(What the task requires): Answer with one number only: the number of lines that contain "temperature".

[Items from a dataset]

+ + + + +

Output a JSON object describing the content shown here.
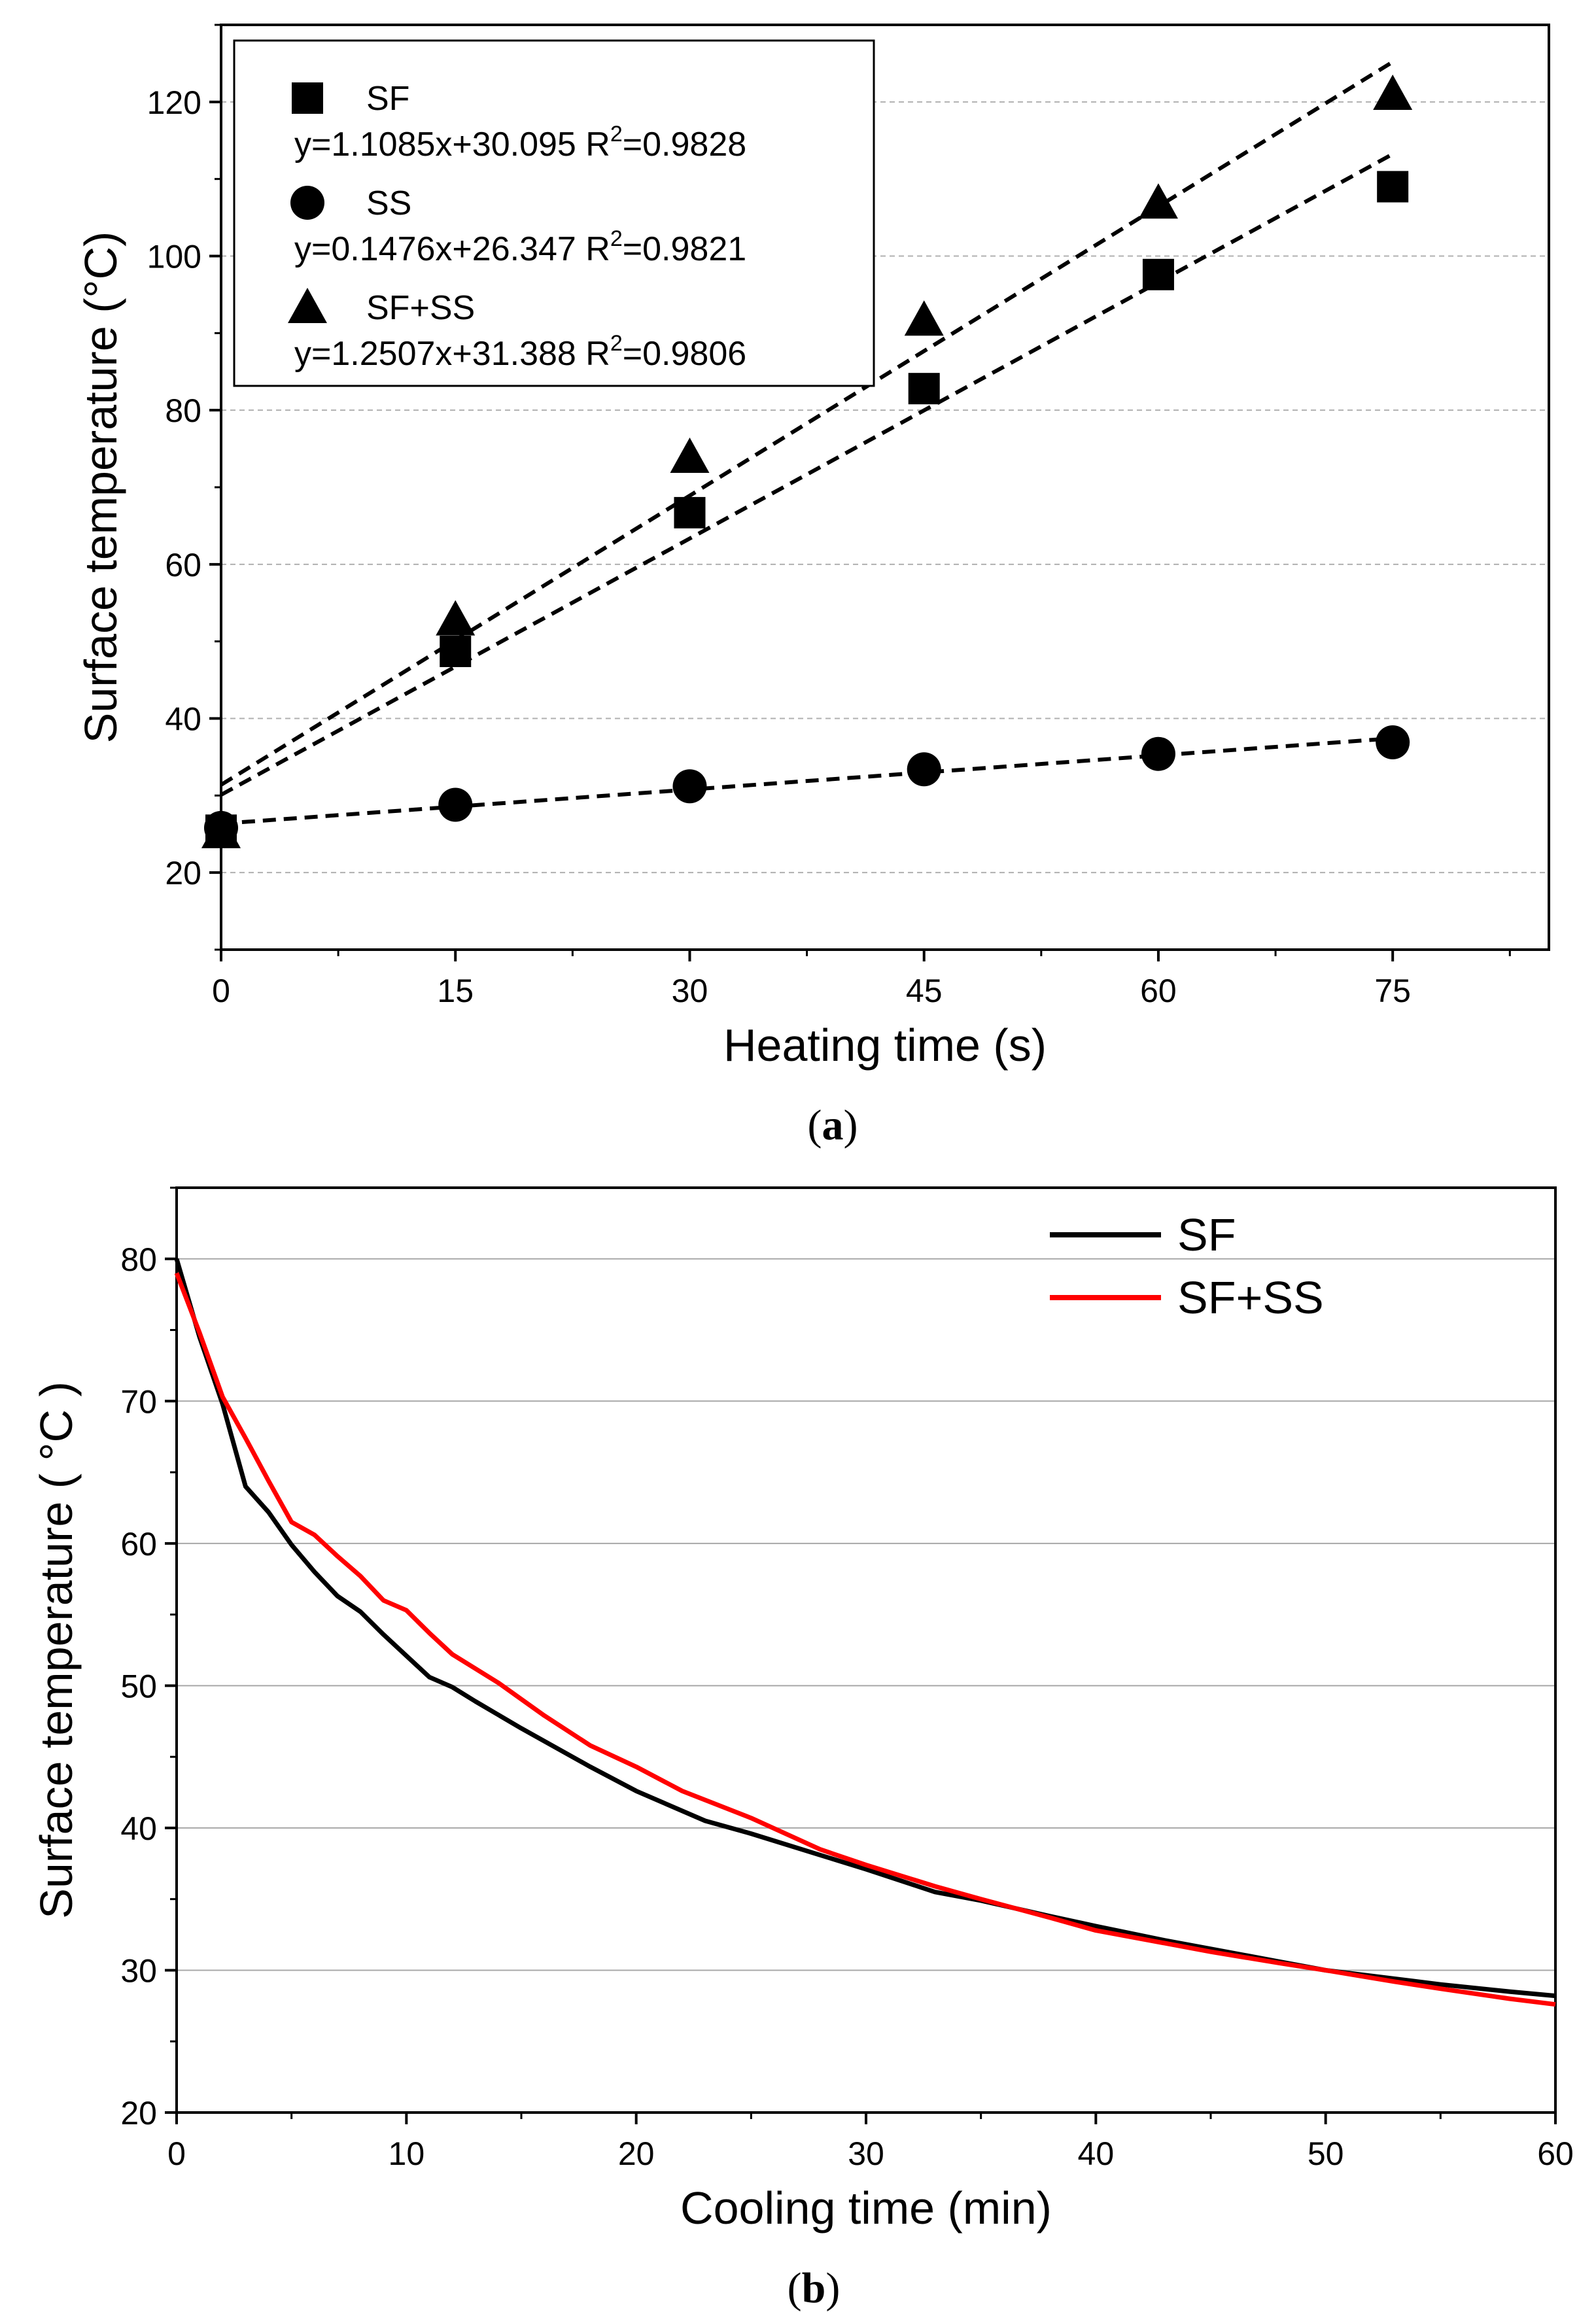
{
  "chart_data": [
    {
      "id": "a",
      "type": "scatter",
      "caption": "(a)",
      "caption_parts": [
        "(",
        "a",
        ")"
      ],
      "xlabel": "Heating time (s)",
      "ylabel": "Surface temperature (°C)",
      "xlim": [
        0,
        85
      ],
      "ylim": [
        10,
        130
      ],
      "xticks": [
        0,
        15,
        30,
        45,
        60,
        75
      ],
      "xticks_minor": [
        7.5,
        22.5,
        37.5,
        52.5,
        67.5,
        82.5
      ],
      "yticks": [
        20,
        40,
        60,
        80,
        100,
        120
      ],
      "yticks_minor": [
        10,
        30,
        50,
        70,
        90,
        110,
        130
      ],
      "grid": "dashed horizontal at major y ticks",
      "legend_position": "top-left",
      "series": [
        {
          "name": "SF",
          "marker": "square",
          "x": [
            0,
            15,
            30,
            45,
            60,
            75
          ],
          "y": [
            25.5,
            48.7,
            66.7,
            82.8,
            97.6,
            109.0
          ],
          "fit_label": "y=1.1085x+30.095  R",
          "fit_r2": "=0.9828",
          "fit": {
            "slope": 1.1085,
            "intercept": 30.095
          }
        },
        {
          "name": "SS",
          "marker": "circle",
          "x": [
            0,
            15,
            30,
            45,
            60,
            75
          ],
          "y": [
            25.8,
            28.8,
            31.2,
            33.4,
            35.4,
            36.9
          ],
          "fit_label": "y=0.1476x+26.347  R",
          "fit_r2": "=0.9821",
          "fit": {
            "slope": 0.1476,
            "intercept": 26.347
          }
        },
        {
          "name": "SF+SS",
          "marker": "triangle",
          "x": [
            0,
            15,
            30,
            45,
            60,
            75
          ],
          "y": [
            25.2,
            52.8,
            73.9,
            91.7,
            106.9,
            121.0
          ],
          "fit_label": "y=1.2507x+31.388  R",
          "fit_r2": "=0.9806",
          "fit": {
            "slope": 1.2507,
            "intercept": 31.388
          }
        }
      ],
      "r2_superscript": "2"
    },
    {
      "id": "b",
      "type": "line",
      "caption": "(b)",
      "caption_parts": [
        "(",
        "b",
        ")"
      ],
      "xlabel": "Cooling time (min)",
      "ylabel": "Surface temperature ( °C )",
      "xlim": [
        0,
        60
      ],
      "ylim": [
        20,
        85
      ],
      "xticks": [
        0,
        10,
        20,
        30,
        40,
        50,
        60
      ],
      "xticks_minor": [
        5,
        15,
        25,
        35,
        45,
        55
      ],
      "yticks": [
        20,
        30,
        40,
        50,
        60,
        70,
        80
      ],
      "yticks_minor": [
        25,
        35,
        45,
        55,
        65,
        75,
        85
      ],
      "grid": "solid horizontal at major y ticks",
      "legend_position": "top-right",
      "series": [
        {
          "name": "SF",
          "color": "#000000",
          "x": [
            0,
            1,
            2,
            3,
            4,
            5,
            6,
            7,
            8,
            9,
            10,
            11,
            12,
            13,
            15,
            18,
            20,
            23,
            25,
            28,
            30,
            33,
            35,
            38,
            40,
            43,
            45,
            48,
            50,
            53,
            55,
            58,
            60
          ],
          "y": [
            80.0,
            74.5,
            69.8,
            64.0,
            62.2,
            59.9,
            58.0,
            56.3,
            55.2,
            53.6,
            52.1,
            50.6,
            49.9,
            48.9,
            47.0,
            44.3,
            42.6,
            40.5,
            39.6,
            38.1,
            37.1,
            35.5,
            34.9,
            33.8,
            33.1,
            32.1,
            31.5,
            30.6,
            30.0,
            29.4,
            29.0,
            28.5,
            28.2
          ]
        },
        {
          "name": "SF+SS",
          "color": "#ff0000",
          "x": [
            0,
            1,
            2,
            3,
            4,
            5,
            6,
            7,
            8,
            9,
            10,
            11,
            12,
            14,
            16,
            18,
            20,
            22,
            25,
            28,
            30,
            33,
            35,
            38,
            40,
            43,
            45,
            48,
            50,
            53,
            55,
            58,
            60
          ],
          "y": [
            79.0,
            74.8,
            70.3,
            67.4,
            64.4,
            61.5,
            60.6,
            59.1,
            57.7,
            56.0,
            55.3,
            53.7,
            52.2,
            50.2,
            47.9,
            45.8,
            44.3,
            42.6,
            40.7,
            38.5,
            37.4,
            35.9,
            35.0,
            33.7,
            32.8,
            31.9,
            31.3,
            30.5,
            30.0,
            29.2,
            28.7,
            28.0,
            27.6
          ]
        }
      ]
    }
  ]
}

+ + + + +

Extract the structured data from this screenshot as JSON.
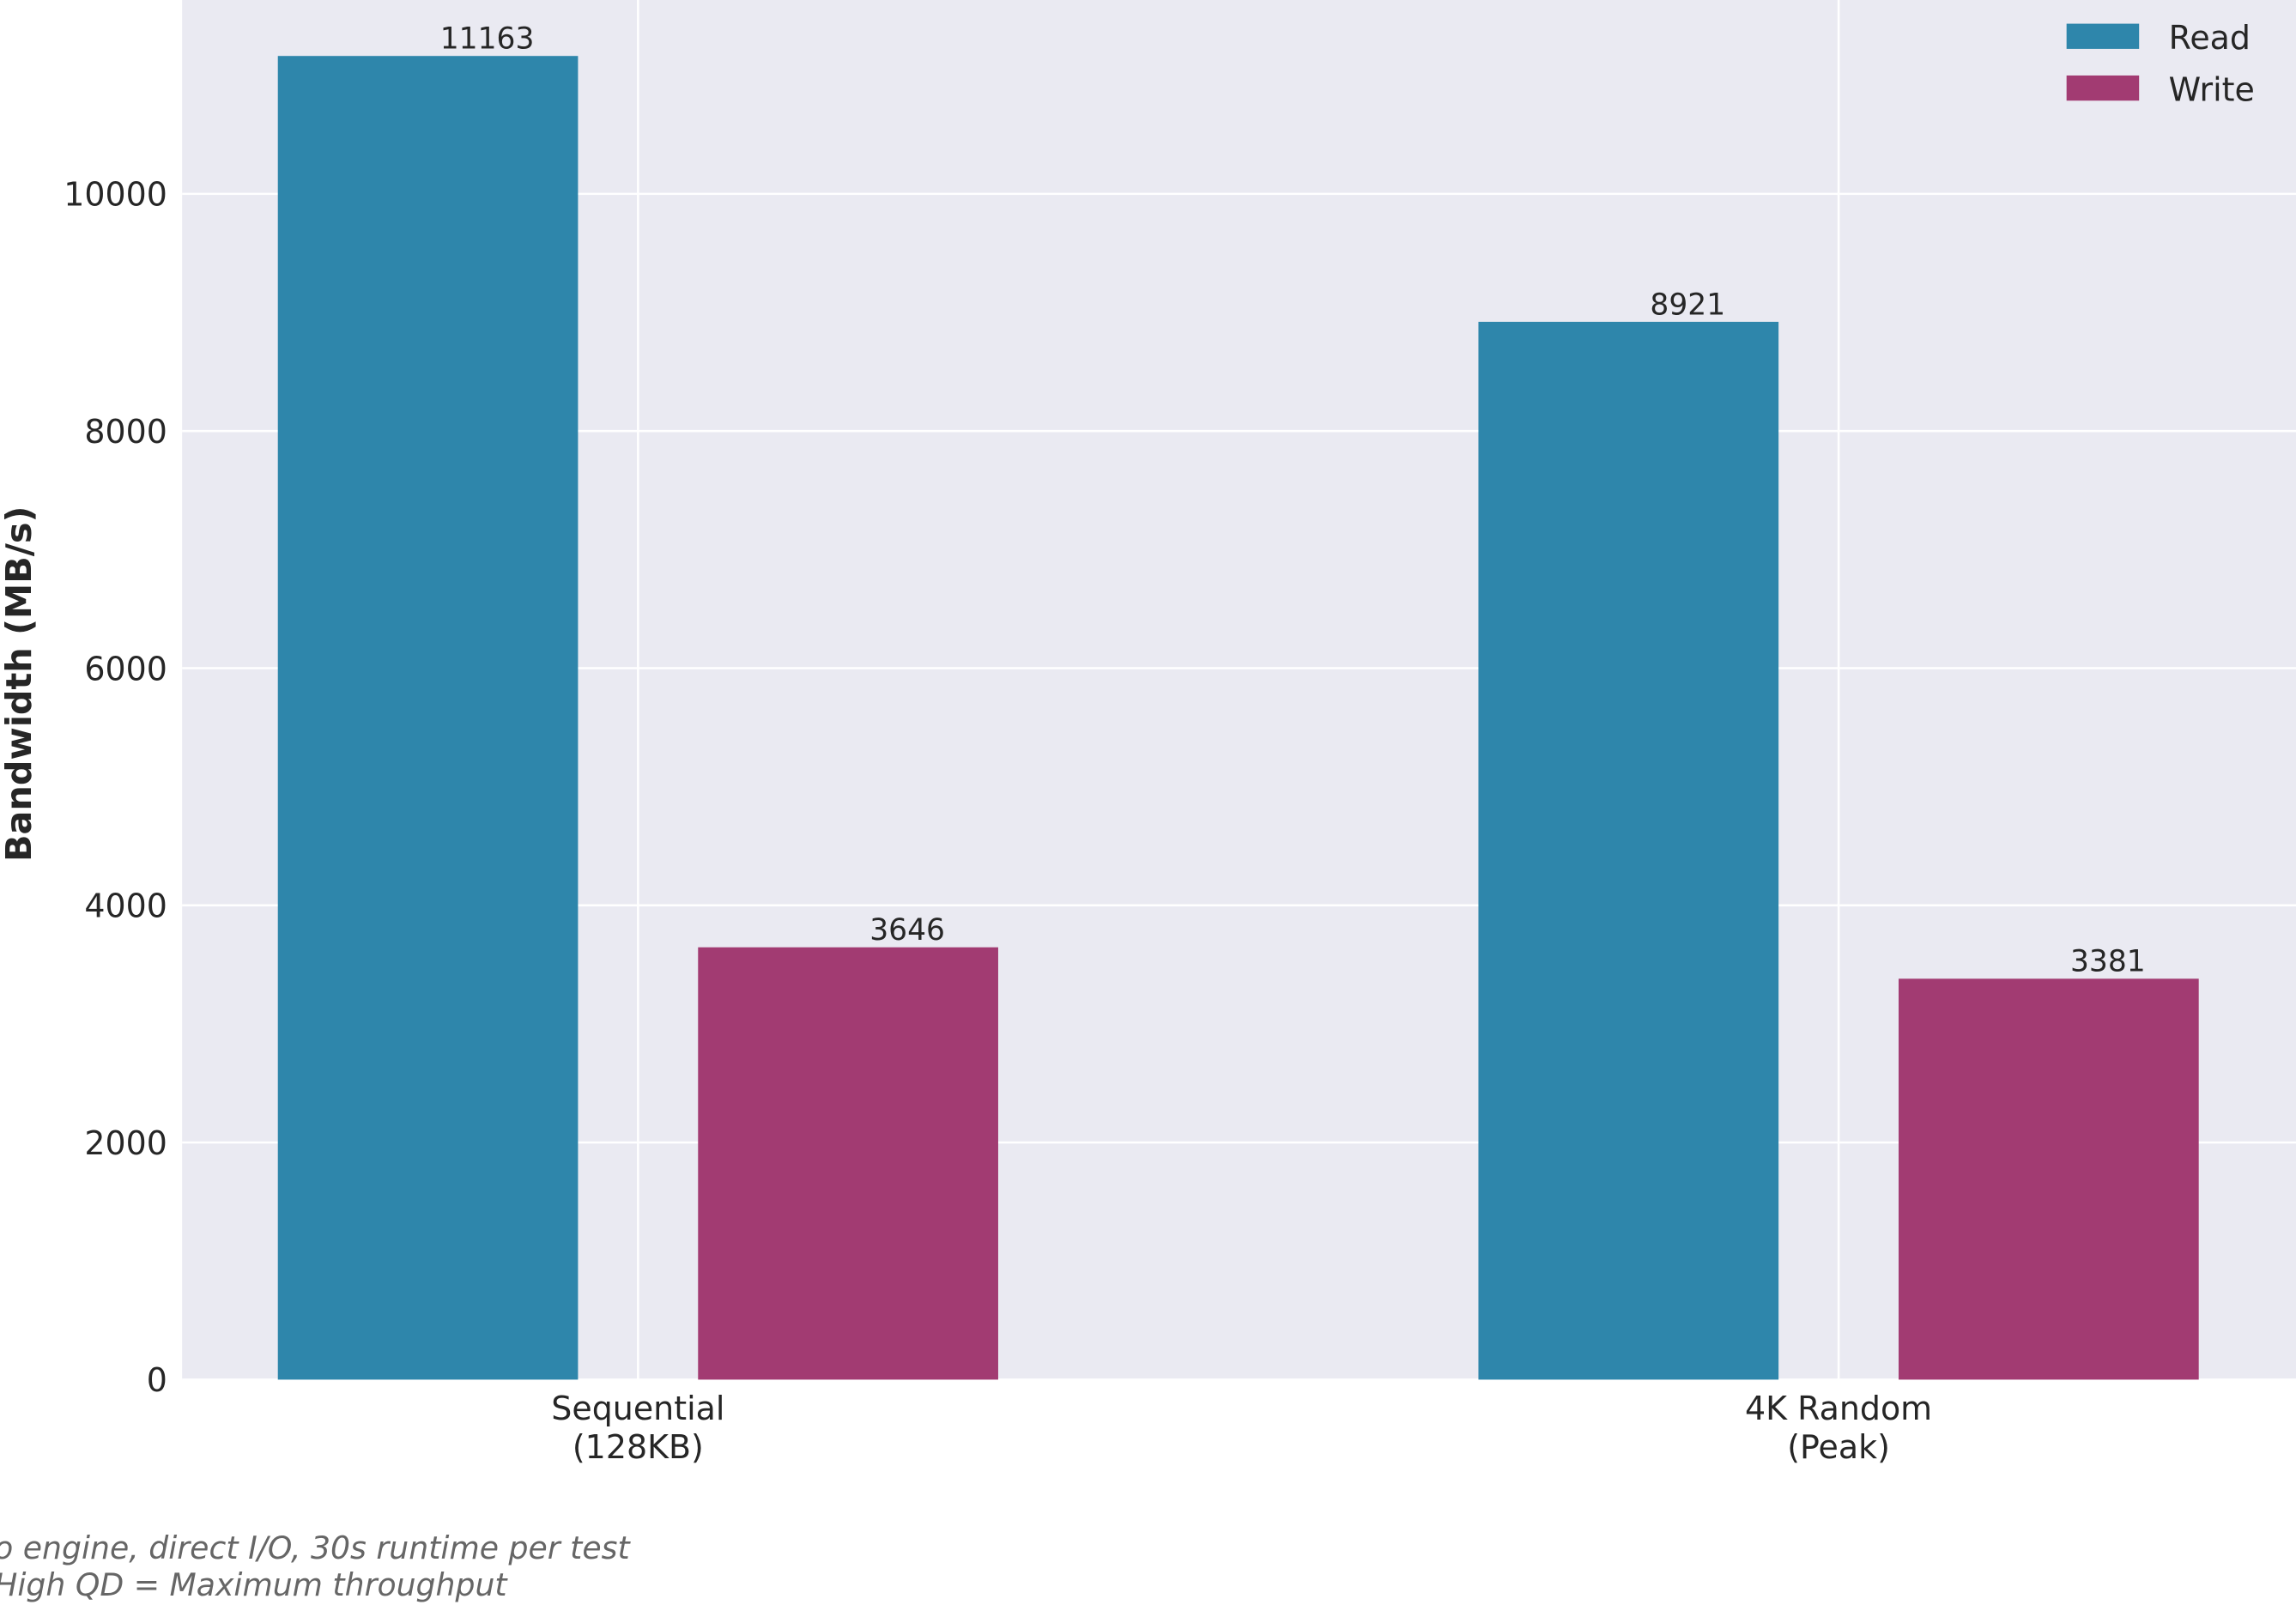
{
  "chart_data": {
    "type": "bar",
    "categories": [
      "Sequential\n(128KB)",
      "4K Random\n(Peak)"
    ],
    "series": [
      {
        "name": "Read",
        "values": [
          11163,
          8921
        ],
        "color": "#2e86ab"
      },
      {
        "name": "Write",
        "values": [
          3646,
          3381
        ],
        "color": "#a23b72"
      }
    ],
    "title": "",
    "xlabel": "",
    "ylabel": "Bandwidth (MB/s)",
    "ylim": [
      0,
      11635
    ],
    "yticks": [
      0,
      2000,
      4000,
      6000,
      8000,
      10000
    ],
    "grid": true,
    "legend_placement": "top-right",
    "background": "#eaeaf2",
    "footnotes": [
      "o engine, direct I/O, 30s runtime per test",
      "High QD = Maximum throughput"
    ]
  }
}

+ + + + +

(The solution): 2